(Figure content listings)
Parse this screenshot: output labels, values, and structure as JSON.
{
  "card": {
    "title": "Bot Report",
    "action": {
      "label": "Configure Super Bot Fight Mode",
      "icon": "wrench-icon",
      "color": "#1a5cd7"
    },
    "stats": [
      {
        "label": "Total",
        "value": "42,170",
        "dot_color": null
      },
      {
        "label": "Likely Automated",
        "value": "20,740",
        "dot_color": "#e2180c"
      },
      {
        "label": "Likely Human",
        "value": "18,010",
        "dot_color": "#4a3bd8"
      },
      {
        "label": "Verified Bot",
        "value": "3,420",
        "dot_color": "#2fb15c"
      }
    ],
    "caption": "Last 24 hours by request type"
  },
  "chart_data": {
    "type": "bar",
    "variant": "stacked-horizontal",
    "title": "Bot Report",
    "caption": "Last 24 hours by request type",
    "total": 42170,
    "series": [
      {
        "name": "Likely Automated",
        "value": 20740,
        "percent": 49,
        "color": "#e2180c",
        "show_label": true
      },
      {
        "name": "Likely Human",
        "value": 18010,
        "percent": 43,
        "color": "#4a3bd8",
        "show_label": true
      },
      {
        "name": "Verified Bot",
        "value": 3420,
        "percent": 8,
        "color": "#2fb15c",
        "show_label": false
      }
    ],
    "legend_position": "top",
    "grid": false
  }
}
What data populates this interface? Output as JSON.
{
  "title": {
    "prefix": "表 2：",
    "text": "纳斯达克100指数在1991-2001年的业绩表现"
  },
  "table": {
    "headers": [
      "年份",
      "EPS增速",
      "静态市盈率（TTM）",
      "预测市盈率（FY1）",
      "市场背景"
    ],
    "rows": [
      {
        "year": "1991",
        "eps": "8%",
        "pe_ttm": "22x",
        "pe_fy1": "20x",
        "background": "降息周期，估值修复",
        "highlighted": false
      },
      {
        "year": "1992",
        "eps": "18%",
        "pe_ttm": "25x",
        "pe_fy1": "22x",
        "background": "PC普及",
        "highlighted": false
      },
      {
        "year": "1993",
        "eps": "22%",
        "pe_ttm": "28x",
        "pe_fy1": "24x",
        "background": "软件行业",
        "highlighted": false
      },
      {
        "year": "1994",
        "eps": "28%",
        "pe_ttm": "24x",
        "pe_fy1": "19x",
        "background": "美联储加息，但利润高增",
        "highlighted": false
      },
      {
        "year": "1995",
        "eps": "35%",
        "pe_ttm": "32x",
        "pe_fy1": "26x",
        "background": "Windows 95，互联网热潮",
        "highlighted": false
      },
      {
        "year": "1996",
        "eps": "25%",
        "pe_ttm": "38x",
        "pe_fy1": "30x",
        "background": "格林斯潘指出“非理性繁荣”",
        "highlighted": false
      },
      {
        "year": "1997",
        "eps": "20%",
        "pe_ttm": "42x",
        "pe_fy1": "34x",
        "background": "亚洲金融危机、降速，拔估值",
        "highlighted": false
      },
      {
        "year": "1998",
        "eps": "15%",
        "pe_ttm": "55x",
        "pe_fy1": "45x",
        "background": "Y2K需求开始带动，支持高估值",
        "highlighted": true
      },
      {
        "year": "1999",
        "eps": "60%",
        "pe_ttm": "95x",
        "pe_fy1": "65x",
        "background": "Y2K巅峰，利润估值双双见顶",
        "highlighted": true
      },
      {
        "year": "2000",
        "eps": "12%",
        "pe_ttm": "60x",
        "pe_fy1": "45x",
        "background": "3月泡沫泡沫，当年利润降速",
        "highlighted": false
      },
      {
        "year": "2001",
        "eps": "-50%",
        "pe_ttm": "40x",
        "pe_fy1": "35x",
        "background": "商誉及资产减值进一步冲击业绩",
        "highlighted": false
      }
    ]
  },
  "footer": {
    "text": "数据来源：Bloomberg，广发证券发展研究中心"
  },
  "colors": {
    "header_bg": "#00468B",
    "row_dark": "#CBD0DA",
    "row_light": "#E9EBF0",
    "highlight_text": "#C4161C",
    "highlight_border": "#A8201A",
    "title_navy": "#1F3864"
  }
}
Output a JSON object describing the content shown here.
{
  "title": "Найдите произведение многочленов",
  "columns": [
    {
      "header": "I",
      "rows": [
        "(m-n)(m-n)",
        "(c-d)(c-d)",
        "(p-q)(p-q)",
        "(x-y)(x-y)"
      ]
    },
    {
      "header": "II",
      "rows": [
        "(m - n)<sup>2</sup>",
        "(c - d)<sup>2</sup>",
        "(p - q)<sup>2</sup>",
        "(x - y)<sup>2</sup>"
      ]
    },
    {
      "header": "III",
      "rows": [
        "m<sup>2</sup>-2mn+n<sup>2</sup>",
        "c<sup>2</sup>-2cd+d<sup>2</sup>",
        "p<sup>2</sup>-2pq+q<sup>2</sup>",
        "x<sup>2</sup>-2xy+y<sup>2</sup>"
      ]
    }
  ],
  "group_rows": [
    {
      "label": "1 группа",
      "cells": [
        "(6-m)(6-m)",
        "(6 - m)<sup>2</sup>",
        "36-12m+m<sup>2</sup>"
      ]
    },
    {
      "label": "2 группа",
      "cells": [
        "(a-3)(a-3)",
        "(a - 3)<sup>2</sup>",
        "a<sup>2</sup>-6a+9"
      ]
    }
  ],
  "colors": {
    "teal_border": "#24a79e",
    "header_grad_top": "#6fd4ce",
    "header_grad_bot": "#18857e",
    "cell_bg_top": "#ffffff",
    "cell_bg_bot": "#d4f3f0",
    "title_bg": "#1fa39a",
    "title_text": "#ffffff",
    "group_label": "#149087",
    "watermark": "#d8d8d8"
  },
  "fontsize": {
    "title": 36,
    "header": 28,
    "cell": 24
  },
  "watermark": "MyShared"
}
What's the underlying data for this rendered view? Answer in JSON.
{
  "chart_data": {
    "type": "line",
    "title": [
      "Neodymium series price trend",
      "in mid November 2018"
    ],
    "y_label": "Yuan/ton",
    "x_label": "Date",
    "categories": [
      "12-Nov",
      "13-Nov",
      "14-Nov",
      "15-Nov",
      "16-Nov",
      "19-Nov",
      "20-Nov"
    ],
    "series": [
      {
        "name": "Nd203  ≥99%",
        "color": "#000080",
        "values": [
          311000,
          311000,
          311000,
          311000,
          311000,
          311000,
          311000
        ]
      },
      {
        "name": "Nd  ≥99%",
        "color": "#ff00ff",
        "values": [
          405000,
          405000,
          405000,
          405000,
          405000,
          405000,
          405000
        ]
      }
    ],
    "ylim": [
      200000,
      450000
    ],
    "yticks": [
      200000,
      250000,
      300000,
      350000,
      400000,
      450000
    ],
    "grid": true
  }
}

**PROBLEM REQUIREMENTS**
Using the records above, pull out each line where the word "ffffff" occurs.

**WRITTEN REPLY**
    "cell_bg_top": "#ffffff",
    "title_text": "#ffffff",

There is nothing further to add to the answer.